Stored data

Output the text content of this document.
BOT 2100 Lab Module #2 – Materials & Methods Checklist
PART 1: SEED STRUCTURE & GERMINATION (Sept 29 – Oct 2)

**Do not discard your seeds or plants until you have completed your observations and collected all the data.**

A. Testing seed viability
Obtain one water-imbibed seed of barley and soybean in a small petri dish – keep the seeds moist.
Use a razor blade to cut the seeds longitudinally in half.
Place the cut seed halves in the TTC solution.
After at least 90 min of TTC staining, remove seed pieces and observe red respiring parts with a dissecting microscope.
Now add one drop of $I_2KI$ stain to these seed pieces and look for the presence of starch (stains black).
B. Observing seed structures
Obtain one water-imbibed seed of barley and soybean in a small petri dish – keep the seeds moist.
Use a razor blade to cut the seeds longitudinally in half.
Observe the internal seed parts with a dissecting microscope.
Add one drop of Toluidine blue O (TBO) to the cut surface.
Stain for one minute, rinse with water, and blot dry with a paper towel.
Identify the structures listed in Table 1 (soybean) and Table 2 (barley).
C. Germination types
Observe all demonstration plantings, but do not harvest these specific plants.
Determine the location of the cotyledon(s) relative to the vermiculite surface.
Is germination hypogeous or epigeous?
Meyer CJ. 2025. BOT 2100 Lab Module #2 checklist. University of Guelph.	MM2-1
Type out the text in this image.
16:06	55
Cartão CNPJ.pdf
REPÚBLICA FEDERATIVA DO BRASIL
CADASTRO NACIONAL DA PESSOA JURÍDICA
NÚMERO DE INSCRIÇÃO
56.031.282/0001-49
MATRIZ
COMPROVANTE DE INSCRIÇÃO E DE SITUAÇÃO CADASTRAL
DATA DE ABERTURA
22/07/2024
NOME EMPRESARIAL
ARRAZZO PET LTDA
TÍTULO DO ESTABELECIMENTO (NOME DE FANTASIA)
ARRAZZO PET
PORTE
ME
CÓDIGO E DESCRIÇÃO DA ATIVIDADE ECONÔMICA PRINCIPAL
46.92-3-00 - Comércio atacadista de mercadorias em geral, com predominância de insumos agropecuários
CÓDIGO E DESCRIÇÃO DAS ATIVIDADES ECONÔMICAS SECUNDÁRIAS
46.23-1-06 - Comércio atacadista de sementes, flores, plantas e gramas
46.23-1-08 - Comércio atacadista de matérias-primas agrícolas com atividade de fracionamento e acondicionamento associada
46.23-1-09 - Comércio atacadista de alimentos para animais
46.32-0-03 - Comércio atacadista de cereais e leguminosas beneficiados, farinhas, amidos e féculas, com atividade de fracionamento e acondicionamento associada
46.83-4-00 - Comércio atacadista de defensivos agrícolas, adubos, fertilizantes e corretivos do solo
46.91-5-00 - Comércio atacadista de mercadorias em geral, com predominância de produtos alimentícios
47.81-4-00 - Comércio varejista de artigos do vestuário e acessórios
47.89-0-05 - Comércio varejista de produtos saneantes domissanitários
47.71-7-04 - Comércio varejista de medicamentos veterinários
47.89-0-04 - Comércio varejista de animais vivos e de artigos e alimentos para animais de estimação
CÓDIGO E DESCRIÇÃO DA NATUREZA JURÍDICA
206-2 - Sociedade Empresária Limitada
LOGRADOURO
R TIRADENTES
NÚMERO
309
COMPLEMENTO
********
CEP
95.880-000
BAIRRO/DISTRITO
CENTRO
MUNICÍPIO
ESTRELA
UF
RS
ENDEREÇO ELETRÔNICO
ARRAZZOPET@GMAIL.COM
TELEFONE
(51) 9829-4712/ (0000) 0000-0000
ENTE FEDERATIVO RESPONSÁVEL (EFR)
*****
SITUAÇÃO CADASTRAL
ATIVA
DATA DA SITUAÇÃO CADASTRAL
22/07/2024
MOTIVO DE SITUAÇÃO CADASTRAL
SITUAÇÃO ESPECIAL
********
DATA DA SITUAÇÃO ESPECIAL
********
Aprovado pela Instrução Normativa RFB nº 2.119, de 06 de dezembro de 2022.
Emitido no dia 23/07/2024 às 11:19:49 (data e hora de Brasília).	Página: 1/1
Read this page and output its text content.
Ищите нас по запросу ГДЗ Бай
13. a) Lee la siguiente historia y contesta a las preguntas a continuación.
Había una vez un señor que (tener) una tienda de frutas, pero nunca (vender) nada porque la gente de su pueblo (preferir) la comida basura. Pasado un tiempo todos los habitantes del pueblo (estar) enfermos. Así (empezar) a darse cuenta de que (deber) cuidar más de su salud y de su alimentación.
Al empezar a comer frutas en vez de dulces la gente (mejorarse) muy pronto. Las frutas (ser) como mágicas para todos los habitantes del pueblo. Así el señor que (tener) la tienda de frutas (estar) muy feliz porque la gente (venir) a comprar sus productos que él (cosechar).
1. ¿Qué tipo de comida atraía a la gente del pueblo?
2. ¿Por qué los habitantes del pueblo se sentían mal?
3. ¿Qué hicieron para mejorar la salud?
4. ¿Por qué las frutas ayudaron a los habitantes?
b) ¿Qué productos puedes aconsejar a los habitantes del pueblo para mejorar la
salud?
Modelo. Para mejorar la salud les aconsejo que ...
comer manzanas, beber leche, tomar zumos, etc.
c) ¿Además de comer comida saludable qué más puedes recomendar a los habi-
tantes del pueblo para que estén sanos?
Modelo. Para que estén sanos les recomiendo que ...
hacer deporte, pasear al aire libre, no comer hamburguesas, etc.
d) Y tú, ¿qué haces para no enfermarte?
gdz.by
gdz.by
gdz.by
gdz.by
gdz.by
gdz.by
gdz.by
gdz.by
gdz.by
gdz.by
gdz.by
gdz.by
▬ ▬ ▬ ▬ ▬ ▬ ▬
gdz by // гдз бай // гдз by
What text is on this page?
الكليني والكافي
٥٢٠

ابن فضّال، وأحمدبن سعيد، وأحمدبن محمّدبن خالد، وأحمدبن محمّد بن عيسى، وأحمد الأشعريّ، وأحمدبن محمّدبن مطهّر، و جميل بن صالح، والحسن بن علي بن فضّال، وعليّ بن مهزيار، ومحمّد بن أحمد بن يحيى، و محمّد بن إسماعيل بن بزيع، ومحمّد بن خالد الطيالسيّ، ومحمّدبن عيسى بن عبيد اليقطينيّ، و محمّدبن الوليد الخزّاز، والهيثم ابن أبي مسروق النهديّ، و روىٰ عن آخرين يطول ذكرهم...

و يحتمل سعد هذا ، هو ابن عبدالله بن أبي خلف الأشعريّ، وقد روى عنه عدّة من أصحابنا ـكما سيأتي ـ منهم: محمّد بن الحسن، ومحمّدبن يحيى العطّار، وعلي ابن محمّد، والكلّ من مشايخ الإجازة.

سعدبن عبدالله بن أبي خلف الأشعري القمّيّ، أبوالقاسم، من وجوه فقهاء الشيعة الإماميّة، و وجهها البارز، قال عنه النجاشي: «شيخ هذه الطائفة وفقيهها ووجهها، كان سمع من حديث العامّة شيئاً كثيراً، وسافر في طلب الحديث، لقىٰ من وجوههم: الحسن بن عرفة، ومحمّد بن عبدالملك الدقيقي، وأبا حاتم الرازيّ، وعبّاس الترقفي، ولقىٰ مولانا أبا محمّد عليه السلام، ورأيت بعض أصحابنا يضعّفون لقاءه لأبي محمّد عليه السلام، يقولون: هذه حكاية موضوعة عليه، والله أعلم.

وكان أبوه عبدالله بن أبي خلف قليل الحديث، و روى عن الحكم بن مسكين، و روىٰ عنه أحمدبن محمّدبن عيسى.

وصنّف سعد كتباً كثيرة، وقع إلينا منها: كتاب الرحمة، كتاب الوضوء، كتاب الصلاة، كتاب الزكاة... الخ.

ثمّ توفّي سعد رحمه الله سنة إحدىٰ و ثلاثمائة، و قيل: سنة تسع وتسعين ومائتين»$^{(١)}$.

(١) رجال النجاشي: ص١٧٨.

Stated goal: Where a line in the material contains "عبدالله", copy that line.

Complete response:
و يحتمل سعد هذا ، هو ابن عبدالله بن أبي خلف الأشعريّ، وقد روى عنه عدّة من أصحابنا ـكما سيأتي ـ منهم: محمّد بن الحسن، ومحمّدبن يحيى العطّار، وعلي ابن محمّد، والكلّ من مشايخ الإجازة.
سعدبن عبدالله بن أبي خلف الأشعري القمّيّ، أبوالقاسم، من وجوه فقهاء الشيعة الإماميّة، و وجهها البارز، قال عنه النجاشي: «شيخ هذه الطائفة وفقيهها ووجهها، كان سمع من حديث العامّة شيئاً كثيراً، وسافر في طلب الحديث، لقىٰ من وجوههم: الحسن بن عرفة، ومحمّد بن عبدالملك الدقيقي، وأبا حاتم الرازيّ، وعبّاس الترقفي، ولقىٰ مولانا أبا محمّد عليه السلام، ورأيت بعض أصحابنا يضعّفون لقاءه لأبي محمّد عليه السلام، يقولون: هذه حكاية موضوعة عليه، والله أعلم.
وكان أبوه عبدالله بن أبي خلف قليل الحديث، و روى عن الحكم بن مسكين، و روىٰ عنه أحمدبن محمّدبن عيسى.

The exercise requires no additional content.